++++ THE DATA

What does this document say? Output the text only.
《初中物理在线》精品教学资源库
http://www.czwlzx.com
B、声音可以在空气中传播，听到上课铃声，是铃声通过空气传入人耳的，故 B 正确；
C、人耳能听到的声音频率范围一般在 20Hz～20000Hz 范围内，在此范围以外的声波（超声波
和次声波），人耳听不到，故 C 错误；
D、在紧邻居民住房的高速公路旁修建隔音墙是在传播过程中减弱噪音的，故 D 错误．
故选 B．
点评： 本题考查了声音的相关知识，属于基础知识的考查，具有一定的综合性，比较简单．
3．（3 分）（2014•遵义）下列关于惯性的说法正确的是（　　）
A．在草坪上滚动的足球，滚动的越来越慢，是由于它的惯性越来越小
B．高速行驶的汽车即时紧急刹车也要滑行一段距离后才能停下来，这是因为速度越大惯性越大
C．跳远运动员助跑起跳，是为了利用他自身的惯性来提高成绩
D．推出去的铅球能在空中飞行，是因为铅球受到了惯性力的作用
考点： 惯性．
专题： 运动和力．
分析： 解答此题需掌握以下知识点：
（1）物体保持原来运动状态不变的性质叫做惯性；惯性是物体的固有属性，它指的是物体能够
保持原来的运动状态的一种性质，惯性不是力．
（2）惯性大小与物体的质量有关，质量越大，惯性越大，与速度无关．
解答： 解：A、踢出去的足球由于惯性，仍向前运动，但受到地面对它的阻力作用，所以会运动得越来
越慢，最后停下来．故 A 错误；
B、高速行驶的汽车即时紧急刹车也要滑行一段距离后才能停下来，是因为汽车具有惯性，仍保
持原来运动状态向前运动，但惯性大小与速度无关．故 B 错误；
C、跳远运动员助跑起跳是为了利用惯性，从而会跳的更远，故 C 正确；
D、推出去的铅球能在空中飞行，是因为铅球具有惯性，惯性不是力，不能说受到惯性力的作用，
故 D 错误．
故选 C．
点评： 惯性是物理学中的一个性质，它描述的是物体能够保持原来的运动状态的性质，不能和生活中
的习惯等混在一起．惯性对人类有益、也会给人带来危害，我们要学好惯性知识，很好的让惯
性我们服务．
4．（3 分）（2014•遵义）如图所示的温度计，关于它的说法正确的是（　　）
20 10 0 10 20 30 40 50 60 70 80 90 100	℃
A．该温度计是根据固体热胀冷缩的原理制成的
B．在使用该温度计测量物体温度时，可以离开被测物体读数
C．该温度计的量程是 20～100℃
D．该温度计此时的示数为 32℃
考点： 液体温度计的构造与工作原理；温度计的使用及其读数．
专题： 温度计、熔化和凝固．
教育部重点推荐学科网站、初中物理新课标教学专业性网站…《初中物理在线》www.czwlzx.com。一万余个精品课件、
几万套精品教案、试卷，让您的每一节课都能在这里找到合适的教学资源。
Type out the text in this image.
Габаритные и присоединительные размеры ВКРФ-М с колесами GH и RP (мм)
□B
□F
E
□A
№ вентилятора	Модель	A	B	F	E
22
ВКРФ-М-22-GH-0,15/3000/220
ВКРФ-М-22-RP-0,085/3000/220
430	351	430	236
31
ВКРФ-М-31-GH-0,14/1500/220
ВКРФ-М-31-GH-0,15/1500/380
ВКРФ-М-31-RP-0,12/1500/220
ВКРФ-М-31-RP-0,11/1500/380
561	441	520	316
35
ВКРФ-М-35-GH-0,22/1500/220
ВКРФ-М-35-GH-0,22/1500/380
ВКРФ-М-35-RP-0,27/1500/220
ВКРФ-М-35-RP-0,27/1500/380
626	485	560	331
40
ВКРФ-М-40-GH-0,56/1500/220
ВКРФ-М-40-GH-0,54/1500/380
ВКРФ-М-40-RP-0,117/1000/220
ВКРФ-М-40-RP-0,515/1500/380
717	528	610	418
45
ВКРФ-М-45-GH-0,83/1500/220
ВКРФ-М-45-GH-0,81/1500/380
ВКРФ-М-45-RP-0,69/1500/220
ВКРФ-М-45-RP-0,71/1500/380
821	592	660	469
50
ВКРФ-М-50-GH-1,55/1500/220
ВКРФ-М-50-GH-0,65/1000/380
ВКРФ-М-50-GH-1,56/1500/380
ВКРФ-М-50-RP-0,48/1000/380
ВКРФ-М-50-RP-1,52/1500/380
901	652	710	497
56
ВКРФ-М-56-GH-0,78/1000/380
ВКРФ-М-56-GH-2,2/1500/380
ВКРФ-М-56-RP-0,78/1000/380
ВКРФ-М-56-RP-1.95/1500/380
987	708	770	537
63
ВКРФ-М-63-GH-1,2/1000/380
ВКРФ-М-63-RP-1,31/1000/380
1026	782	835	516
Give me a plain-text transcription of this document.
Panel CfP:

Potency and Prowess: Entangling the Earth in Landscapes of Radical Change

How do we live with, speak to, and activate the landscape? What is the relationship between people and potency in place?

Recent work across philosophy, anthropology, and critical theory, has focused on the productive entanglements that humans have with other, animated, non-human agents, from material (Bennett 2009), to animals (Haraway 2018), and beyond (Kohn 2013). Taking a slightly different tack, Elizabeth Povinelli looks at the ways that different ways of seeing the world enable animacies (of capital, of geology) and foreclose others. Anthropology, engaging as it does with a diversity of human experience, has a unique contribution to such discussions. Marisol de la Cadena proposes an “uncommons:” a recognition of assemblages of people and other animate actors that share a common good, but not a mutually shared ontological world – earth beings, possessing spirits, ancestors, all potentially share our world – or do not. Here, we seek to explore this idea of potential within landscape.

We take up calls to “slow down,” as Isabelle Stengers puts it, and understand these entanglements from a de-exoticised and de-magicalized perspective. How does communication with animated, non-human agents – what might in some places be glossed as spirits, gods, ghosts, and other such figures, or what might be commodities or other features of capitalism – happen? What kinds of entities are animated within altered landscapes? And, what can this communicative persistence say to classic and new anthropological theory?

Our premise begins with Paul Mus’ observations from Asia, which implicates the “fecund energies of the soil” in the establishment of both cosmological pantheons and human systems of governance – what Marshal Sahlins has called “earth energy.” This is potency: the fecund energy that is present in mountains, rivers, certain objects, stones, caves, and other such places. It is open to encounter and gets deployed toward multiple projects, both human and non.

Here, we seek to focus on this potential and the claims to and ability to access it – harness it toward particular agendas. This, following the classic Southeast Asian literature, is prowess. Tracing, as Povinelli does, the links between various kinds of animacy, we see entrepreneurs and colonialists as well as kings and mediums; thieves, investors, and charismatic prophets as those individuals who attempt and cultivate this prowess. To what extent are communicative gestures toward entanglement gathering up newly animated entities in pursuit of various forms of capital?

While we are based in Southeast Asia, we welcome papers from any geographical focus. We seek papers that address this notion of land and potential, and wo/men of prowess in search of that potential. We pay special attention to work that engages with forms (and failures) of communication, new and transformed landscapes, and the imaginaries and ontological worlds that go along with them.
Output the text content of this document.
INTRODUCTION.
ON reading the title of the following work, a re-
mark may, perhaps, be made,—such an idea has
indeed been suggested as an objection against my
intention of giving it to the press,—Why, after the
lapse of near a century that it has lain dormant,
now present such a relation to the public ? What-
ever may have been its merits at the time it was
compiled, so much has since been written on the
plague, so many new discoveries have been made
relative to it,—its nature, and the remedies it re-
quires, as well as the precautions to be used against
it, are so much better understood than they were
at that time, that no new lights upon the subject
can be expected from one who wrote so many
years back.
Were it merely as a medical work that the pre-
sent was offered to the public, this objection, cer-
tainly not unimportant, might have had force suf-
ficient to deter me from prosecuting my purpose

++++++++

### REQUIRED TASK
Each record should come back exactly as written.

### OUTPUT OF THE TASK
What does this document say? Output the text only.
《初中物理在线》精品教学资源库
http://www.czwlzx.com
B、声音可以在空气中传播，听到上课铃声，是铃声通过空气传入人耳的，故 B 正确；
C、人耳能听到的声音频率范围一般在 20Hz～20000Hz 范围内，在此范围以外的声波（超声波
和次声波），人耳听不到，故 C 错误；
D、在紧邻居民住房的高速公路旁修建隔音墙是在传播过程中减弱噪音的，故 D 错误．
故选 B．
点评： 本题考查了声音的相关知识，属于基础知识的考查，具有一定的综合性，比较简单．
3．（3 分）（2014•遵义）下列关于惯性的说法正确的是（　　）
A．在草坪上滚动的足球，滚动的越来越慢，是由于它的惯性越来越小
B．高速行驶的汽车即时紧急刹车也要滑行一段距离后才能停下来，这是因为速度越大惯性越大
C．跳远运动员助跑起跳，是为了利用他自身的惯性来提高成绩
D．推出去的铅球能在空中飞行，是因为铅球受到了惯性力的作用
考点： 惯性．
专题： 运动和力．
分析： 解答此题需掌握以下知识点：
（1）物体保持原来运动状态不变的性质叫做惯性；惯性是物体的固有属性，它指的是物体能够
保持原来的运动状态的一种性质，惯性不是力．
（2）惯性大小与物体的质量有关，质量越大，惯性越大，与速度无关．
解答： 解：A、踢出去的足球由于惯性，仍向前运动，但受到地面对它的阻力作用，所以会运动得越来
越慢，最后停下来．故 A 错误；
B、高速行驶的汽车即时紧急刹车也要滑行一段距离后才能停下来，是因为汽车具有惯性，仍保
持原来运动状态向前运动，但惯性大小与速度无关．故 B 错误；
C、跳远运动员助跑起跳是为了利用惯性，从而会跳的更远，故 C 正确；
D、推出去的铅球能在空中飞行，是因为铅球具有惯性，惯性不是力，不能说受到惯性力的作用，
故 D 错误．
故选 C．
点评： 惯性是物理学中的一个性质，它描述的是物体能够保持原来的运动状态的性质，不能和生活中
的习惯等混在一起．惯性对人类有益、也会给人带来危害，我们要学好惯性知识，很好的让惯
性我们服务．
4．（3 分）（2014•遵义）如图所示的温度计，关于它的说法正确的是（　　）
20 10 0 10 20 30 40 50 60 70 80 90 100	℃
A．该温度计是根据固体热胀冷缩的原理制成的
B．在使用该温度计测量物体温度时，可以离开被测物体读数
C．该温度计的量程是 20～100℃
D．该温度计此时的示数为 32℃
考点： 液体温度计的构造与工作原理；温度计的使用及其读数．
专题： 温度计、熔化和凝固．
教育部重点推荐学科网站、初中物理新课标教学专业性网站…《初中物理在线》www.czwlzx.com。一万余个精品课件、
几万套精品教案、试卷，让您的每一节课都能在这里找到合适的教学资源。
Type out the text in this image.
Габаритные и присоединительные размеры ВКРФ-М с колесами GH и RP (мм)
□B
□F
E
□A
№ вентилятора	Модель	A	B	F	E
22
ВКРФ-М-22-GH-0,15/3000/220
ВКРФ-М-22-RP-0,085/3000/220
430	351	430	236
31
ВКРФ-М-31-GH-0,14/1500/220
ВКРФ-М-31-GH-0,15/1500/380
ВКРФ-М-31-RP-0,12/1500/220
ВКРФ-М-31-RP-0,11/1500/380
561	441	520	316
35
ВКРФ-М-35-GH-0,22/1500/220
ВКРФ-М-35-GH-0,22/1500/380
ВКРФ-М-35-RP-0,27/1500/220
ВКРФ-М-35-RP-0,27/1500/380
626	485	560	331
40
ВКРФ-М-40-GH-0,56/1500/220
ВКРФ-М-40-GH-0,54/1500/380
ВКРФ-М-40-RP-0,117/1000/220
ВКРФ-М-40-RP-0,515/1500/380
717	528	610	418
45
ВКРФ-М-45-GH-0,83/1500/220
ВКРФ-М-45-GH-0,81/1500/380
ВКРФ-М-45-RP-0,69/1500/220
ВКРФ-М-45-RP-0,71/1500/380
821	592	660	469
50
ВКРФ-М-50-GH-1,55/1500/220
ВКРФ-М-50-GH-0,65/1000/380
ВКРФ-М-50-GH-1,56/1500/380
ВКРФ-М-50-RP-0,48/1000/380
ВКРФ-М-50-RP-1,52/1500/380
901	652	710	497
56
ВКРФ-М-56-GH-0,78/1000/380
ВКРФ-М-56-GH-2,2/1500/380
ВКРФ-М-56-RP-0,78/1000/380
ВКРФ-М-56-RP-1.95/1500/380
987	708	770	537
63
ВКРФ-М-63-GH-1,2/1000/380
ВКРФ-М-63-RP-1,31/1000/380
1026	782	835	516
Give me a plain-text transcription of this document.
Panel CfP:

Potency and Prowess: Entangling the Earth in Landscapes of Radical Change

How do we live with, speak to, and activate the landscape? What is the relationship between people and potency in place?

Recent work across philosophy, anthropology, and critical theory, has focused on the productive entanglements that humans have with other, animated, non-human agents, from material (Bennett 2009), to animals (Haraway 2018), and beyond (Kohn 2013). Taking a slightly different tack, Elizabeth Povinelli looks at the ways that different ways of seeing the world enable animacies (of capital, of geology) and foreclose others. Anthropology, engaging as it does with a diversity of human experience, has a unique contribution to such discussions. Marisol de la Cadena proposes an “uncommons:” a recognition of assemblages of people and other animate actors that share a common good, but not a mutually shared ontological world – earth beings, possessing spirits, ancestors, all potentially share our world – or do not. Here, we seek to explore this idea of potential within landscape.

We take up calls to “slow down,” as Isabelle Stengers puts it, and understand these entanglements from a de-exoticised and de-magicalized perspective. How does communication with animated, non-human agents – what might in some places be glossed as spirits, gods, ghosts, and other such figures, or what might be commodities or other features of capitalism – happen? What kinds of entities are animated within altered landscapes? And, what can this communicative persistence say to classic and new anthropological theory?

Our premise begins with Paul Mus’ observations from Asia, which implicates the “fecund energies of the soil” in the establishment of both cosmological pantheons and human systems of governance – what Marshal Sahlins has called “earth energy.” This is potency: the fecund energy that is present in mountains, rivers, certain objects, stones, caves, and other such places. It is open to encounter and gets deployed toward multiple projects, both human and non.

Here, we seek to focus on this potential and the claims to and ability to access it – harness it toward particular agendas. This, following the classic Southeast Asian literature, is prowess. Tracing, as Povinelli does, the links between various kinds of animacy, we see entrepreneurs and colonialists as well as kings and mediums; thieves, investors, and charismatic prophets as those individuals who attempt and cultivate this prowess. To what extent are communicative gestures toward entanglement gathering up newly animated entities in pursuit of various forms of capital?

While we are based in Southeast Asia, we welcome papers from any geographical focus. We seek papers that address this notion of land and potential, and wo/men of prowess in search of that potential. We pay special attention to work that engages with forms (and failures) of communication, new and transformed landscapes, and the imaginaries and ontological worlds that go along with them.
Output the text content of this document.
INTRODUCTION.
ON reading the title of the following work, a re-
mark may, perhaps, be made,—such an idea has
indeed been suggested as an objection against my
intention of giving it to the press,—Why, after the
lapse of near a century that it has lain dormant,
now present such a relation to the public ? What-
ever may have been its merits at the time it was
compiled, so much has since been written on the
plague, so many new discoveries have been made
relative to it,—its nature, and the remedies it re-
quires, as well as the precautions to be used against
it, are so much better understood than they were
at that time, that no new lights upon the subject
can be expected from one who wrote so many
years back.
Were it merely as a medical work that the pre-
sent was offered to the public, this objection, cer-
tainly not unimportant, might have had force suf-
ficient to deter me from prosecuting my purpose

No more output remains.